→ **Required work**
Do these statements agree with the profile of Christopher Rufo? Answer yes or no for each, quoting the words of the profile that decide it: (a) He was born in 1984. (b) He currently holds a fellowship at The Heritage Foundation. (c) In his quoted remark, he says academics want to be free of democratic oversight.

→ **Document section**
Christopher Rufo

American activist against critical race theory (1984-)

Christopher Ferguson Rufo (born August 26, 1984) is an American conservative activist, New College of Florida board member, and senior fellow at the Manhattan Institute for Policy Research. He is an opponent of critical race theory, which he says "has pervaded every aspect of the federal government" and poses "an existential threat to the United States". He is a former documentary filmmaker and former fellow at the Discovery Institute, the Claremont Institute, The Heritage Foundation, and the Foundation Against Intolerance and Racism.

Christopher Rufo in 2022

Quotes edit

  • Academics want to be free to push their ideology at all times, but they also want to be free of democratic oversight. I hope to reverse that. I hope that the opposite becomes true over time.

→ **Extracted records**
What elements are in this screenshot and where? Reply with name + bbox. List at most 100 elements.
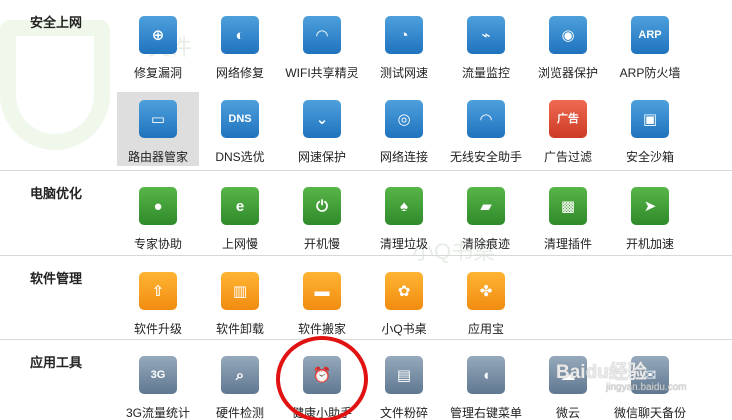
browser-shield-icon: ◉ xyxy=(549,16,587,54)
tool-dns-button[interactable]: DNS DNS选优 xyxy=(199,92,281,166)
tool-shredder-button[interactable]: ▤ 文件粉碎 xyxy=(363,348,445,420)
speedometer-icon: ◔ xyxy=(385,16,423,54)
tool-label: 清除痕迹 xyxy=(461,237,510,251)
tool-arp-firewall-button[interactable]: ARP ARP防火墙 xyxy=(609,8,691,82)
icon-glyph: ◠ xyxy=(316,26,328,44)
icon-glyph: ⌕ xyxy=(235,366,245,384)
icon-glyph: ▥ xyxy=(232,282,248,300)
puzzle-icon: ▩ xyxy=(549,187,587,225)
icon-glyph: ▰ xyxy=(480,197,492,215)
globe-repair-icon: ◐ xyxy=(221,16,259,54)
tool-slow-internet-button[interactable]: e 上网慢 xyxy=(199,179,281,253)
tool-router-button[interactable]: ▭ 路由器管家 xyxy=(117,92,199,166)
tool-slow-boot-button[interactable]: ⏻ 开机慢 xyxy=(281,179,363,253)
tool-label: 网络修复 xyxy=(215,66,264,80)
section-2: 软件管理 ⇧ 软件升级 ▥ 软件卸载 ▬ 软件搬家 ✿ 小Q书桌 ✤ 应用宝 xyxy=(0,256,732,340)
network-connect-icon: ◎ xyxy=(385,100,423,138)
dns-icon: DNS xyxy=(221,100,259,138)
tool-trash-button[interactable]: ▥ 软件卸载 xyxy=(199,264,281,338)
icon-glyph: ♠ xyxy=(400,197,408,215)
tool-network-connect-button[interactable]: ◎ 网络连接 xyxy=(363,92,445,166)
tool-sandbox-button[interactable]: ▣ 安全沙箱 xyxy=(609,92,691,166)
truck-icon: ▬ xyxy=(303,272,341,310)
tool-wireless-security-button[interactable]: ◠ 无线安全助手 xyxy=(445,92,527,166)
section-title: 安全上网 xyxy=(30,15,83,30)
traffic-chart-icon: ⌁ xyxy=(467,16,505,54)
slow-boot-icon: ⏻ xyxy=(303,187,341,225)
tool-label: DNS选优 xyxy=(215,150,265,164)
icon-glyph: ◐ xyxy=(235,26,245,44)
icon-glyph: 3G xyxy=(150,368,166,381)
tool-eraser-button[interactable]: ▰ 清除痕迹 xyxy=(445,179,527,253)
icon-glyph: ▩ xyxy=(560,197,576,215)
tool-label: 网速保护 xyxy=(297,150,346,164)
tool-label: 专家协助 xyxy=(133,237,182,251)
icon-glyph: ⌄ xyxy=(315,110,329,128)
tool-globe-repair-button[interactable]: ◐ 网络修复 xyxy=(199,8,281,82)
trash-icon: ▥ xyxy=(221,272,259,310)
sandbox-icon: ▣ xyxy=(631,100,669,138)
tool-mouse-button[interactable]: ◖ 管理右键菜单 xyxy=(445,348,527,420)
shield-repair-icon: ⊕ xyxy=(139,16,177,54)
icon-glyph: ▭ xyxy=(150,110,166,128)
tool-3g-button[interactable]: 3G 3G流量统计 xyxy=(117,348,199,420)
icon-glyph: ⇧ xyxy=(151,282,165,300)
icon-glyph: ◉ xyxy=(561,26,575,44)
tool-label: 修复漏洞 xyxy=(133,66,182,80)
tool-label: 开机慢 xyxy=(303,237,340,251)
tool-ad-filter-button[interactable]: 广告 广告过滤 xyxy=(527,92,609,166)
broom-icon: ♠ xyxy=(385,187,423,225)
section-1: 电脑优化 ● 专家协助 e 上网慢 ⏻ 开机慢 ♠ 清理垃圾 ▰ 清除痕迹 ▩ 清理插件 ➤ 开机加速 xyxy=(0,171,732,256)
tool-label: 应用宝 xyxy=(467,322,504,336)
tool-shield-repair-button[interactable]: ⊕ 修复漏洞 xyxy=(117,8,199,82)
tool-browser-shield-button[interactable]: ◉ 浏览器保护 xyxy=(527,8,609,82)
tool-broom-button[interactable]: ♠ 清理垃圾 xyxy=(363,179,445,253)
shredder-icon: ▤ xyxy=(385,356,423,394)
tool-speed-shield-button[interactable]: ⌄ 网速保护 xyxy=(281,92,363,166)
tool-upgrade-button[interactable]: ⇧ 软件升级 xyxy=(117,264,199,338)
tool-wifi-button[interactable]: ◠ WIFI共享精灵 xyxy=(281,8,363,82)
tool-label: 广告过滤 xyxy=(543,150,592,164)
tool-label: 浏览器保护 xyxy=(537,66,598,80)
rocket-icon: ➤ xyxy=(631,187,669,225)
app-store-icon: ✤ xyxy=(467,272,505,310)
baidu-watermark-subtext: jingyan.baidu.com xyxy=(606,382,687,393)
icon-glyph: ◔ xyxy=(399,26,409,44)
icon-glyph: 广告 xyxy=(557,112,579,125)
section-title: 应用工具 xyxy=(30,355,83,370)
speed-shield-icon: ⌄ xyxy=(303,100,341,138)
icon-glyph: ✿ xyxy=(397,282,411,300)
tool-truck-button[interactable]: ▬ 软件搬家 xyxy=(281,264,363,338)
tool-label: 微信聊天备份 xyxy=(613,406,686,420)
tool-label: 流量监控 xyxy=(461,66,510,80)
annotation-circle xyxy=(276,336,368,420)
section-title: 电脑优化 xyxy=(30,186,83,201)
tool-label: 上网慢 xyxy=(221,237,258,251)
tool-label: 软件升级 xyxy=(133,322,182,336)
icon-glyph: ◖ xyxy=(481,366,491,384)
tool-speedometer-button[interactable]: ◔ 测试网速 xyxy=(363,8,445,82)
icon-glyph: ● xyxy=(153,197,163,215)
ad-filter-icon: 广告 xyxy=(549,100,587,138)
tool-rocket-button[interactable]: ➤ 开机加速 xyxy=(609,179,691,253)
tool-traffic-chart-button[interactable]: ⌁ 流量监控 xyxy=(445,8,527,82)
icon-glyph: ⌁ xyxy=(481,26,491,44)
tool-label: 安全沙箱 xyxy=(625,150,674,164)
tool-label: 3G流量统计 xyxy=(125,406,190,420)
slow-internet-icon: e xyxy=(221,187,259,225)
tool-puzzle-button[interactable]: ▩ 清理插件 xyxy=(527,179,609,253)
icon-glyph: ⊕ xyxy=(151,26,165,44)
tool-label: 小Q书桌 xyxy=(381,322,427,336)
3g-icon: 3G xyxy=(139,356,177,394)
icon-glyph: ▣ xyxy=(642,110,658,128)
tool-label: 清理垃圾 xyxy=(379,237,428,251)
arp-firewall-icon: ARP xyxy=(631,16,669,54)
wifi-icon: ◠ xyxy=(303,16,341,54)
tool-desk-button[interactable]: ✿ 小Q书桌 xyxy=(363,264,445,338)
tool-label: 路由器管家 xyxy=(127,150,188,164)
tool-app-store-button[interactable]: ✤ 应用宝 xyxy=(445,264,527,338)
icon-glyph: ⏻ xyxy=(316,197,328,215)
tool-hardware-check-button[interactable]: ⌕ 硬件检测 xyxy=(199,348,281,420)
tool-expert-button[interactable]: ● 专家协助 xyxy=(117,179,199,253)
tool-label: 软件卸载 xyxy=(215,322,264,336)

→ **Solution for this task**
(a) Yes: "born August 26, 1984".
(b) No: "former fellow at the Discovery Institute, the Claremont Institute, The Heritage Foundation".
(c) Yes: "they also want to be free of democratic oversight".